-- begin INPUT --
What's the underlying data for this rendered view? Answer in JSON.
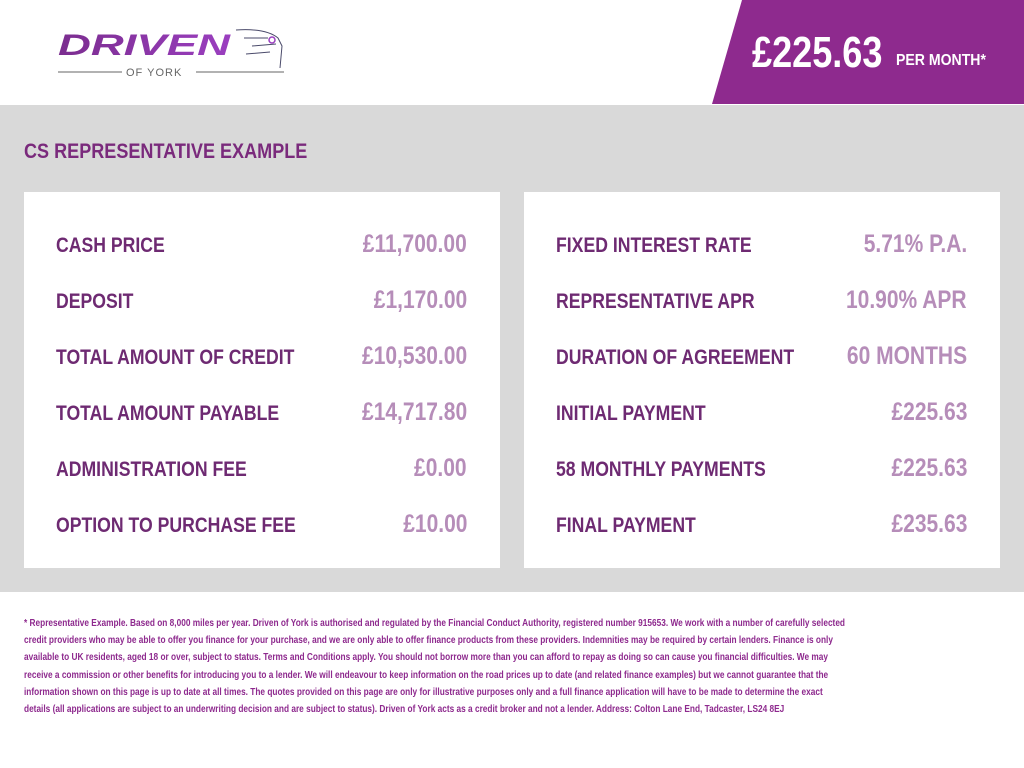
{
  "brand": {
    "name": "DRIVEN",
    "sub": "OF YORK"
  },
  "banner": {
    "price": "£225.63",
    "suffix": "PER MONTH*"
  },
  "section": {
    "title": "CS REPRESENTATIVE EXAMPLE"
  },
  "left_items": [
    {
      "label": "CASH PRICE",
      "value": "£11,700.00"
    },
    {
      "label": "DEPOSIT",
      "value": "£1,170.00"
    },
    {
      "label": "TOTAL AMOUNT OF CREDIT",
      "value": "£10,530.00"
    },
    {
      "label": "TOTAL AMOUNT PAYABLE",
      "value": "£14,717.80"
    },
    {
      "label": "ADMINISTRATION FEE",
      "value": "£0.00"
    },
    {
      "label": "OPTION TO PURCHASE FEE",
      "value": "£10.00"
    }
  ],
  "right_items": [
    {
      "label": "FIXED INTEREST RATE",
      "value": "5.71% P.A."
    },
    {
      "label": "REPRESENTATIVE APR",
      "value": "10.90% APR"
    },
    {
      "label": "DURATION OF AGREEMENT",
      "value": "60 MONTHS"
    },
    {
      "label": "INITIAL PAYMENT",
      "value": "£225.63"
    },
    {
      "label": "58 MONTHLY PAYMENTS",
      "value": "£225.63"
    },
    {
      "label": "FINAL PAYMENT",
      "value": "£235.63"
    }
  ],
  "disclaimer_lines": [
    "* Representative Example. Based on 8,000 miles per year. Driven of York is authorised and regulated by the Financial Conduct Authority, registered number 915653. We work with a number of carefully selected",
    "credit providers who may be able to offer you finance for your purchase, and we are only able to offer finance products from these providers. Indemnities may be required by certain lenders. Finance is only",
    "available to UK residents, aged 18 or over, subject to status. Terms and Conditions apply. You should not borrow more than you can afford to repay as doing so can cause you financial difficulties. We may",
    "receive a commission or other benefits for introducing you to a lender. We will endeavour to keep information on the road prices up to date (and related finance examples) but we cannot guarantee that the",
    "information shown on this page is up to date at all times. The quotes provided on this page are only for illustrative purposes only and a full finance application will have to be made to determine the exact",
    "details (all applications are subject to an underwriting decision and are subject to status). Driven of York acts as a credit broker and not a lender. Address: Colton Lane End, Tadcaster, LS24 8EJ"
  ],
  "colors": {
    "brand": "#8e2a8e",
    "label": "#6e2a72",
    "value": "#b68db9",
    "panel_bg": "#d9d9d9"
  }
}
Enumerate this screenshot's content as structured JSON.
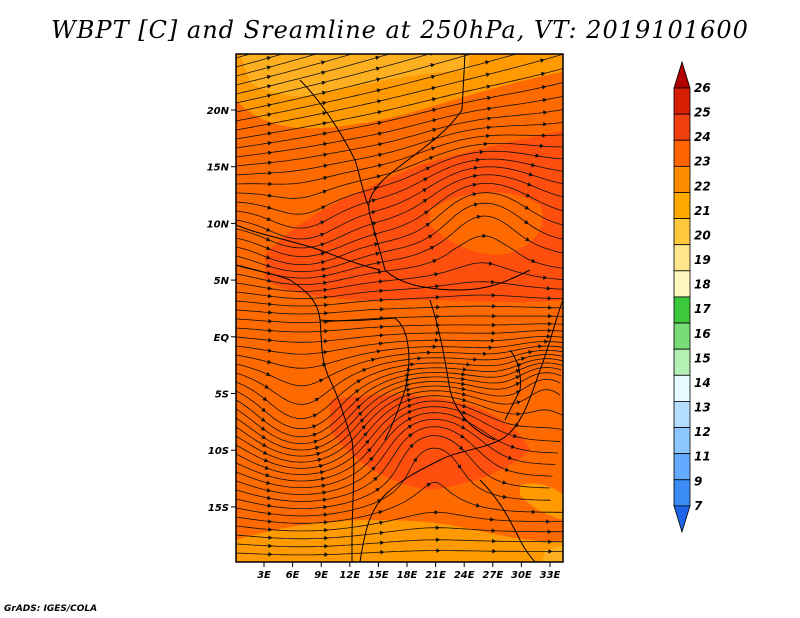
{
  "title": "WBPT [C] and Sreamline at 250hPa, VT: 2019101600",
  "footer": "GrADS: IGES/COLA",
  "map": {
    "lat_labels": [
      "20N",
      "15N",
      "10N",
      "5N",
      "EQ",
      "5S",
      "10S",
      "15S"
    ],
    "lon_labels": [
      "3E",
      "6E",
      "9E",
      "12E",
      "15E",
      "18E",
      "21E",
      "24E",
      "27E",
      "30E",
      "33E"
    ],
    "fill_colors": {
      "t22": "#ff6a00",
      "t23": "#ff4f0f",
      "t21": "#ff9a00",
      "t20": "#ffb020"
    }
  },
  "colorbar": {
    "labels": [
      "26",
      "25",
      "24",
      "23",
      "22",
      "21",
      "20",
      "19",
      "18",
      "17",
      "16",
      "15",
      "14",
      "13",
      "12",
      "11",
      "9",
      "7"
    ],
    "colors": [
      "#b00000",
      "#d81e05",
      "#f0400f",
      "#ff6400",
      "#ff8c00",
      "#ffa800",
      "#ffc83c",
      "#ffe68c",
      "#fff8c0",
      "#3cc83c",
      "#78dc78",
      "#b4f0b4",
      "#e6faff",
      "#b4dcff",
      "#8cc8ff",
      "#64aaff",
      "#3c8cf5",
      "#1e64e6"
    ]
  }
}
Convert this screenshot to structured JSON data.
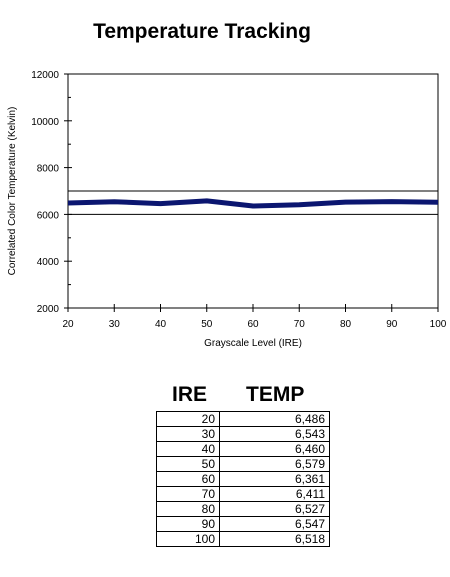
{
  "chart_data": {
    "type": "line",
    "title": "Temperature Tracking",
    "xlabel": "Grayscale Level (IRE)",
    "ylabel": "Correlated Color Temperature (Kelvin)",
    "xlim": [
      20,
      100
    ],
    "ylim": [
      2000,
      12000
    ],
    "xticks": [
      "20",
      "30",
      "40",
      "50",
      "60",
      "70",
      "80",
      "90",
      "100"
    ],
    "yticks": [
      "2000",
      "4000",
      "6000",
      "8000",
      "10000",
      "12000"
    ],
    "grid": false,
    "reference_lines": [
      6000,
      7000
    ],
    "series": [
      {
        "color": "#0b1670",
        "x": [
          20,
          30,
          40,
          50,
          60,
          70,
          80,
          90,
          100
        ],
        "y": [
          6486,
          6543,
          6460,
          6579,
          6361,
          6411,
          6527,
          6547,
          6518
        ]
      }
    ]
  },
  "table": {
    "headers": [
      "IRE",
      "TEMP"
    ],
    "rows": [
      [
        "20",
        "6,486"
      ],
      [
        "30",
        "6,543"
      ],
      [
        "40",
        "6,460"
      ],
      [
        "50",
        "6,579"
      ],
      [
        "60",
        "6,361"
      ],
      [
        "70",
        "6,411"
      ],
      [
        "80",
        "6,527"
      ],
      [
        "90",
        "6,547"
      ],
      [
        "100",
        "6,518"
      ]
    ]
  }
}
-- end INPUT --
Set every line down exactly as written, leaving each picture out.

What's the underlying data for this rendered view? Answer in JSON.
{
  "brand": {
    "name": "DRIVEN",
    "sub": "OF YORK"
  },
  "banner": {
    "price": "£225.63",
    "suffix": "PER MONTH*"
  },
  "section": {
    "title": "CS REPRESENTATIVE EXAMPLE"
  },
  "left_items": [
    {
      "label": "CASH PRICE",
      "value": "£11,700.00"
    },
    {
      "label": "DEPOSIT",
      "value": "£1,170.00"
    },
    {
      "label": "TOTAL AMOUNT OF CREDIT",
      "value": "£10,530.00"
    },
    {
      "label": "TOTAL AMOUNT PAYABLE",
      "value": "£14,717.80"
    },
    {
      "label": "ADMINISTRATION FEE",
      "value": "£0.00"
    },
    {
      "label": "OPTION TO PURCHASE FEE",
      "value": "£10.00"
    }
  ],
  "right_items": [
    {
      "label": "FIXED INTEREST RATE",
      "value": "5.71% P.A."
    },
    {
      "label": "REPRESENTATIVE APR",
      "value": "10.90% APR"
    },
    {
      "label": "DURATION OF AGREEMENT",
      "value": "60 MONTHS"
    },
    {
      "label": "INITIAL PAYMENT",
      "value": "£225.63"
    },
    {
      "label": "58 MONTHLY PAYMENTS",
      "value": "£225.63"
    },
    {
      "label": "FINAL PAYMENT",
      "value": "£235.63"
    }
  ],
  "disclaimer_lines": [
    "* Representative Example. Based on 8,000 miles per year. Driven of York is authorised and regulated by the Financial Conduct Authority, registered number 915653. We work with a number of carefully selected",
    "credit providers who may be able to offer you finance for your purchase, and we are only able to offer finance products from these providers. Indemnities may be required by certain lenders. Finance is only",
    "available to UK residents, aged 18 or over, subject to status. Terms and Conditions apply. You should not borrow more than you can afford to repay as doing so can cause you financial difficulties. We may",
    "receive a commission or other benefits for introducing you to a lender. We will endeavour to keep information on the road prices up to date (and related finance examples) but we cannot guarantee that the",
    "information shown on this page is up to date at all times. The quotes provided on this page are only for illustrative purposes only and a full finance application will have to be made to determine the exact",
    "details (all applications are subject to an underwriting decision and are subject to status). Driven of York acts as a credit broker and not a lender. Address: Colton Lane End, Tadcaster, LS24 8EJ"
  ],
  "colors": {
    "brand": "#8e2a8e",
    "label": "#6e2a72",
    "value": "#b68db9",
    "panel_bg": "#d9d9d9"
  }
}
Enumerate this screenshot's content as structured JSON.
{
  "title": "WBPT [C] and Sreamline at 250hPa, VT: 2019101600",
  "footer": "GrADS: IGES/COLA",
  "map": {
    "lat_labels": [
      "20N",
      "15N",
      "10N",
      "5N",
      "EQ",
      "5S",
      "10S",
      "15S"
    ],
    "lon_labels": [
      "3E",
      "6E",
      "9E",
      "12E",
      "15E",
      "18E",
      "21E",
      "24E",
      "27E",
      "30E",
      "33E"
    ],
    "fill_colors": {
      "t22": "#ff6a00",
      "t23": "#ff4f0f",
      "t21": "#ff9a00",
      "t20": "#ffb020"
    }
  },
  "colorbar": {
    "labels": [
      "26",
      "25",
      "24",
      "23",
      "22",
      "21",
      "20",
      "19",
      "18",
      "17",
      "16",
      "15",
      "14",
      "13",
      "12",
      "11",
      "9",
      "7"
    ],
    "colors": [
      "#b00000",
      "#d81e05",
      "#f0400f",
      "#ff6400",
      "#ff8c00",
      "#ffa800",
      "#ffc83c",
      "#ffe68c",
      "#fff8c0",
      "#3cc83c",
      "#78dc78",
      "#b4f0b4",
      "#e6faff",
      "#b4dcff",
      "#8cc8ff",
      "#64aaff",
      "#3c8cf5",
      "#1e64e6"
    ]
  }
}
Convert this screenshot to structured JSON data.
{
  "chart_data": {
    "type": "line",
    "title": "Temperature Tracking",
    "xlabel": "Grayscale Level (IRE)",
    "ylabel": "Correlated Color Temperature (Kelvin)",
    "xlim": [
      20,
      100
    ],
    "ylim": [
      2000,
      12000
    ],
    "xticks": [
      "20",
      "30",
      "40",
      "50",
      "60",
      "70",
      "80",
      "90",
      "100"
    ],
    "yticks": [
      "2000",
      "4000",
      "6000",
      "8000",
      "10000",
      "12000"
    ],
    "grid": false,
    "reference_lines": [
      6000,
      7000
    ],
    "series": [
      {
        "color": "#0b1670",
        "x": [
          20,
          30,
          40,
          50,
          60,
          70,
          80,
          90,
          100
        ],
        "y": [
          6486,
          6543,
          6460,
          6579,
          6361,
          6411,
          6527,
          6547,
          6518
        ]
      }
    ]
  },
  "table": {
    "headers": [
      "IRE",
      "TEMP"
    ],
    "rows": [
      [
        "20",
        "6,486"
      ],
      [
        "30",
        "6,543"
      ],
      [
        "40",
        "6,460"
      ],
      [
        "50",
        "6,579"
      ],
      [
        "60",
        "6,361"
      ],
      [
        "70",
        "6,411"
      ],
      [
        "80",
        "6,527"
      ],
      [
        "90",
        "6,547"
      ],
      [
        "100",
        "6,518"
      ]
    ]
  }
}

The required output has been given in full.